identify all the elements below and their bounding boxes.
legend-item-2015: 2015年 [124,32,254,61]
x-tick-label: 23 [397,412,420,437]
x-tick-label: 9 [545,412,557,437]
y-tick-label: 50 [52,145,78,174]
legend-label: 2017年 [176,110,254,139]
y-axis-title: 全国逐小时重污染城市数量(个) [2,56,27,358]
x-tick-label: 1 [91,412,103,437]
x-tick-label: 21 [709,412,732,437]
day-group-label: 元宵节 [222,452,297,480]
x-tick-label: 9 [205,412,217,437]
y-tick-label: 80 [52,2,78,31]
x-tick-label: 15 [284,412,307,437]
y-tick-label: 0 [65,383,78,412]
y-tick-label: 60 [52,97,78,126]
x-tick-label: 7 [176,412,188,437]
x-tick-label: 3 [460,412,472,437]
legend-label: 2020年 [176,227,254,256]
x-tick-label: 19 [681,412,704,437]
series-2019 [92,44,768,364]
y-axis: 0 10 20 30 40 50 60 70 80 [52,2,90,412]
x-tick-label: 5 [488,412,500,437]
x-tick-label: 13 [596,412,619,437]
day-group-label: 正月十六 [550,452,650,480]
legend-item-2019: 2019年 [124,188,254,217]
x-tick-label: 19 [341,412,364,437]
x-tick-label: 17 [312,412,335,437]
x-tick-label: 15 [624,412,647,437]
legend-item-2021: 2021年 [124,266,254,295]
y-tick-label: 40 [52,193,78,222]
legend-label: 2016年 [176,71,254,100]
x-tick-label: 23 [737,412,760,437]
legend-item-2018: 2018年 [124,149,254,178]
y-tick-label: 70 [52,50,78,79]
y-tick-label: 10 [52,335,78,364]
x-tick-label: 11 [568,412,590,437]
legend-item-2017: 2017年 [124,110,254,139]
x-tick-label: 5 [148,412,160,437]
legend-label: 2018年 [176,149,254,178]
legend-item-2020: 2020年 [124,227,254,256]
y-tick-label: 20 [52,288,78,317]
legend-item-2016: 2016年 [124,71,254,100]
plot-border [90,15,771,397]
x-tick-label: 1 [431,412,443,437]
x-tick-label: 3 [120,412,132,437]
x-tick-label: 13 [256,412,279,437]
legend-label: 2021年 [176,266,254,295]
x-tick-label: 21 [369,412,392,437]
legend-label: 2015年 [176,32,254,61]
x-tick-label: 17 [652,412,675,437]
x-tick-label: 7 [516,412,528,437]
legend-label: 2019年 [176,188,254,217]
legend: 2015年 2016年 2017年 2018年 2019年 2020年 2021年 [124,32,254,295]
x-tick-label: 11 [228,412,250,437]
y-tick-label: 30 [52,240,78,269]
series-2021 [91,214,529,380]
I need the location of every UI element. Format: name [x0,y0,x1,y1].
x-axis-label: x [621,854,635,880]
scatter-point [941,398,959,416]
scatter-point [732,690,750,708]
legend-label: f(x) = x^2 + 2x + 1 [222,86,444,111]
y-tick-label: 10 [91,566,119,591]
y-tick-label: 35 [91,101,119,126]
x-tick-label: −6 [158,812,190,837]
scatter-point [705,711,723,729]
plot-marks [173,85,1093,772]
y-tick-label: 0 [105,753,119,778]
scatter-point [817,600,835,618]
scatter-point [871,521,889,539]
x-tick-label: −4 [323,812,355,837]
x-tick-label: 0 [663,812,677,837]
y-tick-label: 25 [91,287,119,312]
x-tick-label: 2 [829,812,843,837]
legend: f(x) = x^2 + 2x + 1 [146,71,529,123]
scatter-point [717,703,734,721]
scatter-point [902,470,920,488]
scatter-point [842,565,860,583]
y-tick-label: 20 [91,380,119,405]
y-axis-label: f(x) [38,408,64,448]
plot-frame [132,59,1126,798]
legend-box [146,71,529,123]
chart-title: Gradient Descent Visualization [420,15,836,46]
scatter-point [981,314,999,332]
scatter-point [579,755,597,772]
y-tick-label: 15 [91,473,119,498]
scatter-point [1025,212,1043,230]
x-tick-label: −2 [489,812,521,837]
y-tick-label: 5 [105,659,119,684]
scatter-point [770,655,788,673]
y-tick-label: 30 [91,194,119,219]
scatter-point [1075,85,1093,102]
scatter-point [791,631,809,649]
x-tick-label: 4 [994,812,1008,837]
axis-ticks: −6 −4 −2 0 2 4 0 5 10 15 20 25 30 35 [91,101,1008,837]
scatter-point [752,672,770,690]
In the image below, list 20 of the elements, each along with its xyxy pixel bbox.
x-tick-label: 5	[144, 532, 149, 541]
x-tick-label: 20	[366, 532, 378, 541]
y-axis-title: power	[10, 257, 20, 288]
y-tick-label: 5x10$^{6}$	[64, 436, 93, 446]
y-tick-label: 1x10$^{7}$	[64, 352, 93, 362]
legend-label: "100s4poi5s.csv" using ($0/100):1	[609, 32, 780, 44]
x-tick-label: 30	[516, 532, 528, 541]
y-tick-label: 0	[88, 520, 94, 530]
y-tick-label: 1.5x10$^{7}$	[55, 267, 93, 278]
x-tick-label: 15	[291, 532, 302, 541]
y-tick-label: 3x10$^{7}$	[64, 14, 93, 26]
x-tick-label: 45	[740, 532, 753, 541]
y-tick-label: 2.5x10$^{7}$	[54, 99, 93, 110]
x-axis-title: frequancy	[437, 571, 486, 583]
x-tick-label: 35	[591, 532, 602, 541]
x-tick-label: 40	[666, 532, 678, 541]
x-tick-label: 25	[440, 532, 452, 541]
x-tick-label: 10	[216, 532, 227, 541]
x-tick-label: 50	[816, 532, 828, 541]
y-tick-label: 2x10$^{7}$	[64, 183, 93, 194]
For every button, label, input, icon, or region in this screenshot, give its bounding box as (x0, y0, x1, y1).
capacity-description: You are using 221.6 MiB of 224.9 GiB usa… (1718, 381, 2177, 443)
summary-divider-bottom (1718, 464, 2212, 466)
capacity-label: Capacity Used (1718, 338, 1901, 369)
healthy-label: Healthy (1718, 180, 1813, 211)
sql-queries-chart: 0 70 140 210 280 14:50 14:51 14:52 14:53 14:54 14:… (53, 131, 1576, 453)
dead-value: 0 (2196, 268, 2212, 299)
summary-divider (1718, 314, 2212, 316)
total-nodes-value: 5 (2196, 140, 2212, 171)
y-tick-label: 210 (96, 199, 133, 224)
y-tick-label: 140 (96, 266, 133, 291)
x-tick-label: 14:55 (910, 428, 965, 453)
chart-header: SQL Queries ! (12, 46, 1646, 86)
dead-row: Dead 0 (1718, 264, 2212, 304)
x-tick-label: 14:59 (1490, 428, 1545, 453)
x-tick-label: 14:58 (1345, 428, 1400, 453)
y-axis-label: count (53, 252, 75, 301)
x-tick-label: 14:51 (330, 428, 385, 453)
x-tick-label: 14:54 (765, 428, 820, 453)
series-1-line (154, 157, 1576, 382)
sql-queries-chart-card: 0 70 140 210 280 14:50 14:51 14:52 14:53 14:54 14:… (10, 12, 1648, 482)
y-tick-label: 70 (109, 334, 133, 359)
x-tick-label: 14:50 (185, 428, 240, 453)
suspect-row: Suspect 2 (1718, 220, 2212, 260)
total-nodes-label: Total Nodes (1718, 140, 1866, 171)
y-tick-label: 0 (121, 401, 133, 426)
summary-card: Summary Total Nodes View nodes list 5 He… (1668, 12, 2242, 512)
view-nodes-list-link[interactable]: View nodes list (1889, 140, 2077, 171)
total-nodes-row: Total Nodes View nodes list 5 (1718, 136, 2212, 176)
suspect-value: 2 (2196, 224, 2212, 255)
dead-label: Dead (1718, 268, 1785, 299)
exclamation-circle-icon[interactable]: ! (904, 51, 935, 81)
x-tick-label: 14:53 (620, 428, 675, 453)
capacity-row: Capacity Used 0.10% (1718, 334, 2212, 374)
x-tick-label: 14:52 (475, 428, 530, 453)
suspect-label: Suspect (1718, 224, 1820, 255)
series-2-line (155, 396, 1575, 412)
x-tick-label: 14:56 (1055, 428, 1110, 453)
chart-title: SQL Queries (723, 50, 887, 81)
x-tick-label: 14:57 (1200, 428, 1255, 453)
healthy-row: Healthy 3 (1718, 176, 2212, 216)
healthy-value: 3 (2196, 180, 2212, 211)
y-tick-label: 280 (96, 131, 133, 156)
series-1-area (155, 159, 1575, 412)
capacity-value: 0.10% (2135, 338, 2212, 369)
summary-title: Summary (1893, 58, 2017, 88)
———
* Your goal
Update the entries from their first line through the line containing "legend-item-2021: 2021年 [124,266,254,295]", changing each "day-group-label" to "holiday-label" and leaving everything else as it is.

* Solution to this exercise
identify all the elements below and their bounding boxes.
legend-item-2015: 2015年 [124,32,254,61]
x-tick-label: 23 [397,412,420,437]
x-tick-label: 9 [545,412,557,437]
y-tick-label: 50 [52,145,78,174]
legend-label: 2017年 [176,110,254,139]
y-axis-title: 全国逐小时重污染城市数量(个) [2,56,27,358]
x-tick-label: 1 [91,412,103,437]
x-tick-label: 21 [709,412,732,437]
holiday-label: 元宵节 [222,452,297,480]
x-tick-label: 9 [205,412,217,437]
y-tick-label: 80 [52,2,78,31]
x-tick-label: 15 [284,412,307,437]
y-tick-label: 0 [65,383,78,412]
y-tick-label: 60 [52,97,78,126]
x-tick-label: 7 [176,412,188,437]
x-tick-label: 3 [460,412,472,437]
legend-label: 2020年 [176,227,254,256]
x-tick-label: 19 [681,412,704,437]
series-2019 [92,44,768,364]
y-axis: 0 10 20 30 40 50 60 70 80 [52,2,90,412]
x-tick-label: 5 [488,412,500,437]
x-tick-label: 13 [596,412,619,437]
holiday-label: 正月十六 [550,452,650,480]
legend-item-2019: 2019年 [124,188,254,217]
x-tick-label: 19 [341,412,364,437]
x-tick-label: 17 [312,412,335,437]
x-tick-label: 15 [624,412,647,437]
legend-item-2021: 2021年 [124,266,254,295]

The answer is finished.